Data extracted from a collection
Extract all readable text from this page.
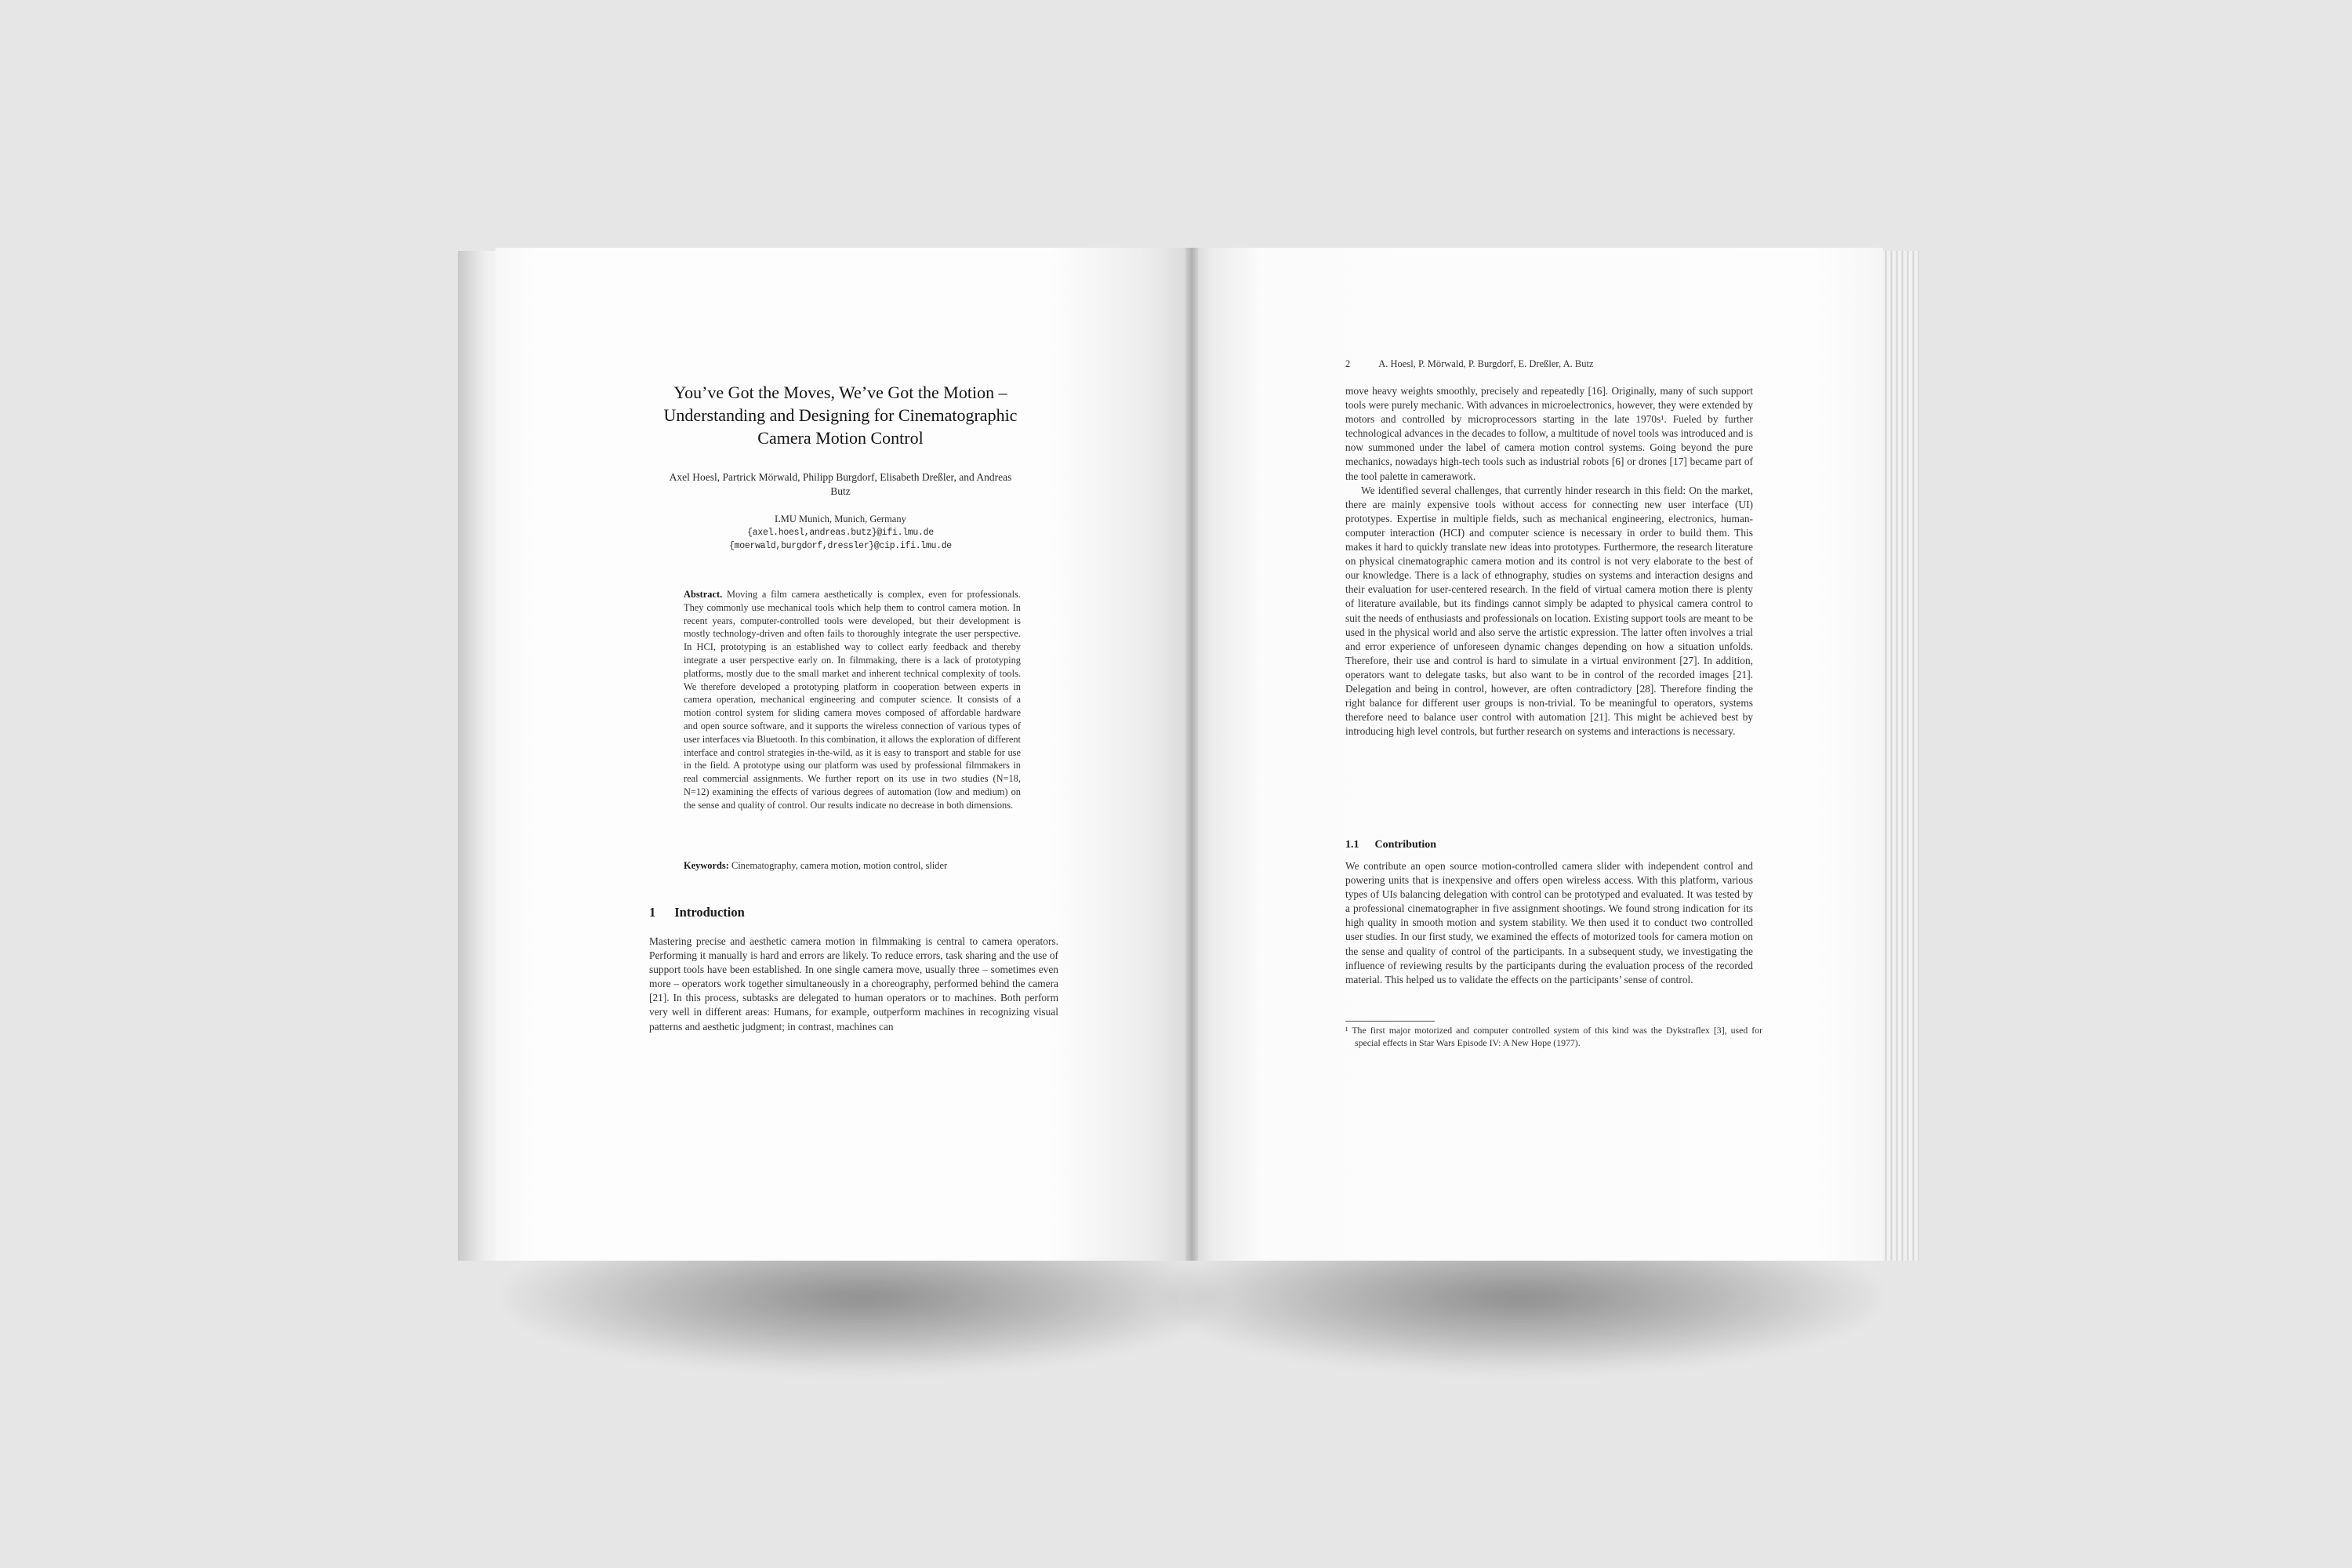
You’ve Got the Moves, We’ve Got the Motion – Understanding and Designing for Cinematographic Camera Motion Control
Axel Hoesl, Partrick Mörwald, Philipp Burgdorf, Elisabeth Dreßler, and Andreas Butz
LMU Munich, Munich, Germany
{axel.hoesl,andreas.butz}@ifi.lmu.de
{moerwald,burgdorf,dressler}@cip.ifi.lmu.de
Abstract. Moving a film camera aesthetically is complex, even for professionals. They commonly use mechanical tools which help them to control camera motion. In recent years, computer-controlled tools were developed, but their development is mostly technology-driven and often fails to thoroughly integrate the user perspective. In HCI, prototyping is an established way to collect early feedback and thereby integrate a user perspective early on. In filmmaking, there is a lack of prototyping platforms, mostly due to the small market and inherent technical complexity of tools. We therefore developed a prototyping platform in cooperation between experts in camera operation, mechanical engineering and computer science. It consists of a motion control system for sliding camera moves composed of affordable hardware and open source software, and it supports the wireless connection of various types of user interfaces via Bluetooth. In this combination, it allows the exploration of different interface and control strategies in-the-wild, as it is easy to transport and stable for use in the field. A prototype using our platform was used by professional filmmakers in real commercial assignments. We further report on its use in two studies (N=18, N=12) examining the effects of various degrees of automation (low and medium) on the sense and quality of control. Our results indicate no decrease in both dimensions.
Keywords: Cinematography, camera motion, motion control, slider
1 Introduction
Mastering precise and aesthetic camera motion in filmmaking is central to camera operators. Performing it manually is hard and errors are likely. To reduce errors, task sharing and the use of support tools have been established. In one single camera move, usually three – sometimes even more – operators work together simultaneously in a choreography, performed behind the camera [21]. In this process, subtasks are delegated to human operators or to machines. Both perform very well in different areas: Humans, for example, outperform machines in recognizing visual patterns and aesthetic judgment; in contrast, machines can
2	A. Hoesl, P. Mörwald, P. Burgdorf, E. Dreßler, A. Butz

move heavy weights smoothly, precisely and repeatedly [16]. Originally, many of such support tools were purely mechanic. With advances in microelectronics, however, they were extended by motors and controlled by microprocessors starting in the late 1970s¹. Fueled by further technological advances in the decades to follow, a multitude of novel tools was introduced and is now summoned under the label of camera motion control systems. Going beyond the pure mechanics, nowadays high-tech tools such as industrial robots [6] or drones [17] became part of the tool palette in camerawork.

We identified several challenges, that currently hinder research in this field: On the market, there are mainly expensive tools without access for connecting new user interface (UI) prototypes. Expertise in multiple fields, such as mechanical engineering, electronics, human-computer interaction (HCI) and computer science is necessary in order to build them. This makes it hard to quickly translate new ideas into prototypes. Furthermore, the research literature on physical cinematographic camera motion and its control is not very elaborate to the best of our knowledge. There is a lack of ethnography, studies on systems and interaction designs and their evaluation for user-centered research. In the field of virtual camera motion there is plenty of literature available, but its findings cannot simply be adapted to physical camera control to suit the needs of enthusiasts and professionals on location. Existing support tools are meant to be used in the physical world and also serve the artistic expression. The latter often involves a trial and error experience of unforeseen dynamic changes depending on how a situation unfolds. Therefore, their use and control is hard to simulate in a virtual environment [27]. In addition, operators want to delegate tasks, but also want to be in control of the recorded images [21]. Delegation and being in control, however, are often contradictory [28]. Therefore finding the right balance for different user groups is non-trivial. To be meaningful to operators, systems therefore need to balance user control with automation [21]. This might be achieved best by introducing high level controls, but further research on systems and interactions is necessary.

1.1 Contribution

We contribute an open source motion-controlled camera slider with independent control and powering units that is inexpensive and offers open wireless access. With this platform, various types of UIs balancing delegation with control can be prototyped and evaluated. It was tested by a professional cinematographer in five assignment shootings. We found strong indication for its high quality in smooth motion and system stability. We then used it to conduct two controlled user studies. In our first study, we examined the effects of motorized tools for camera motion on the sense and quality of control of the participants. In a subsequent study, we investigating the influence of reviewing results by the participants during the evaluation process of the recorded material. This helped us to validate the effects on the participants’ sense of control.

¹ The first major motorized and computer controlled system of this kind was the Dykstraflex [3], used for special effects in Star Wars Episode IV: A New Hope (1977).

### TASK DETAILS
Leaving the pictures aside, transcribe the entire listing exactly.

### TASK RESPONSE
Extract all readable text from this page.
You’ve Got the Moves, We’ve Got the Motion – Understanding and Designing for Cinematographic Camera Motion Control
Axel Hoesl, Partrick Mörwald, Philipp Burgdorf, Elisabeth Dreßler, and Andreas Butz
LMU Munich, Munich, Germany
{axel.hoesl,andreas.butz}@ifi.lmu.de
{moerwald,burgdorf,dressler}@cip.ifi.lmu.de
Abstract. Moving a film camera aesthetically is complex, even for professionals. They commonly use mechanical tools which help them to control camera motion. In recent years, computer-controlled tools were developed, but their development is mostly technology-driven and often fails to thoroughly integrate the user perspective. In HCI, prototyping is an established way to collect early feedback and thereby integrate a user perspective early on. In filmmaking, there is a lack of prototyping platforms, mostly due to the small market and inherent technical complexity of tools. We therefore developed a prototyping platform in cooperation between experts in camera operation, mechanical engineering and computer science. It consists of a motion control system for sliding camera moves composed of affordable hardware and open source software, and it supports the wireless connection of various types of user interfaces via Bluetooth. In this combination, it allows the exploration of different interface and control strategies in-the-wild, as it is easy to transport and stable for use in the field. A prototype using our platform was used by professional filmmakers in real commercial assignments. We further report on its use in two studies (N=18, N=12) examining the effects of various degrees of automation (low and medium) on the sense and quality of control. Our results indicate no decrease in both dimensions.
Keywords: Cinematography, camera motion, motion control, slider
1 Introduction
Mastering precise and aesthetic camera motion in filmmaking is central to camera operators. Performing it manually is hard and errors are likely. To reduce errors, task sharing and the use of support tools have been established. In one single camera move, usually three – sometimes even more – operators work together simultaneously in a choreography, performed behind the camera [21]. In this process, subtasks are delegated to human operators or to machines. Both perform very well in different areas: Humans, for example, outperform machines in recognizing visual patterns and aesthetic judgment; in contrast, machines can
2	A. Hoesl, P. Mörwald, P. Burgdorf, E. Dreßler, A. Butz

move heavy weights smoothly, precisely and repeatedly [16]. Originally, many of such support tools were purely mechanic. With advances in microelectronics, however, they were extended by motors and controlled by microprocessors starting in the late 1970s¹. Fueled by further technological advances in the decades to follow, a multitude of novel tools was introduced and is now summoned under the label of camera motion control systems. Going beyond the pure mechanics, nowadays high-tech tools such as industrial robots [6] or drones [17] became part of the tool palette in camerawork.

We identified several challenges, that currently hinder research in this field: On the market, there are mainly expensive tools without access for connecting new user interface (UI) prototypes. Expertise in multiple fields, such as mechanical engineering, electronics, human-computer interaction (HCI) and computer science is necessary in order to build them. This makes it hard to quickly translate new ideas into prototypes. Furthermore, the research literature on physical cinematographic camera motion and its control is not very elaborate to the best of our knowledge. There is a lack of ethnography, studies on systems and interaction designs and their evaluation for user-centered research. In the field of virtual camera motion there is plenty of literature available, but its findings cannot simply be adapted to physical camera control to suit the needs of enthusiasts and professionals on location. Existing support tools are meant to be used in the physical world and also serve the artistic expression. The latter often involves a trial and error experience of unforeseen dynamic changes depending on how a situation unfolds. Therefore, their use and control is hard to simulate in a virtual environment [27]. In addition, operators want to delegate tasks, but also want to be in control of the recorded images [21]. Delegation and being in control, however, are often contradictory [28]. Therefore finding the right balance for different user groups is non-trivial. To be meaningful to operators, systems therefore need to balance user control with automation [21]. This might be achieved best by introducing high level controls, but further research on systems and interactions is necessary.

1.1 Contribution

We contribute an open source motion-controlled camera slider with independent control and powering units that is inexpensive and offers open wireless access. With this platform, various types of UIs balancing delegation with control can be prototyped and evaluated. It was tested by a professional cinematographer in five assignment shootings. We found strong indication for its high quality in smooth motion and system stability. We then used it to conduct two controlled user studies. In our first study, we examined the effects of motorized tools for camera motion on the sense and quality of control of the participants. In a subsequent study, we investigating the influence of reviewing results by the participants during the evaluation process of the recorded material. This helped us to validate the effects on the participants’ sense of control.

¹ The first major motorized and computer controlled system of this kind was the Dykstraflex [3], used for special effects in Star Wars Episode IV: A New Hope (1977).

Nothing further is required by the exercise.